**What the task requires**
Repeat every line below exactly, word for word.
— START Records provided —
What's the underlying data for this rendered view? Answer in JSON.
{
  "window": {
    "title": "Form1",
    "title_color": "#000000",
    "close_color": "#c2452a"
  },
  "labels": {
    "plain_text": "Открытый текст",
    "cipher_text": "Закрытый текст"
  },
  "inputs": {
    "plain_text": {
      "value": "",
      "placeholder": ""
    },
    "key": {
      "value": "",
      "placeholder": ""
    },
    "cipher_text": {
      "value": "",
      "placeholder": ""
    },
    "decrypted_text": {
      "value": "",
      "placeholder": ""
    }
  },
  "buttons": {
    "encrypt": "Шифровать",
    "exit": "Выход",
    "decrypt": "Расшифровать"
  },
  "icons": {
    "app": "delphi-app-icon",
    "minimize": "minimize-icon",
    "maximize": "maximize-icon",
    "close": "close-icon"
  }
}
— END Records provided —
**Exercise result**
What's the underlying data for this rendered view? Answer in JSON.
{
  "window": {
    "title": "Form1",
    "title_color": "#000000",
    "close_color": "#c2452a"
  },
  "labels": {
    "plain_text": "Открытый текст",
    "cipher_text": "Закрытый текст"
  },
  "inputs": {
    "plain_text": {
      "value": "",
      "placeholder": ""
    },
    "key": {
      "value": "",
      "placeholder": ""
    },
    "cipher_text": {
      "value": "",
      "placeholder": ""
    },
    "decrypted_text": {
      "value": "",
      "placeholder": ""
    }
  },
  "buttons": {
    "encrypt": "Шифровать",
    "exit": "Выход",
    "decrypt": "Расшифровать"
  },
  "icons": {
    "app": "delphi-app-icon",
    "minimize": "minimize-icon",
    "maximize": "maximize-icon",
    "close": "close-icon"
  }
}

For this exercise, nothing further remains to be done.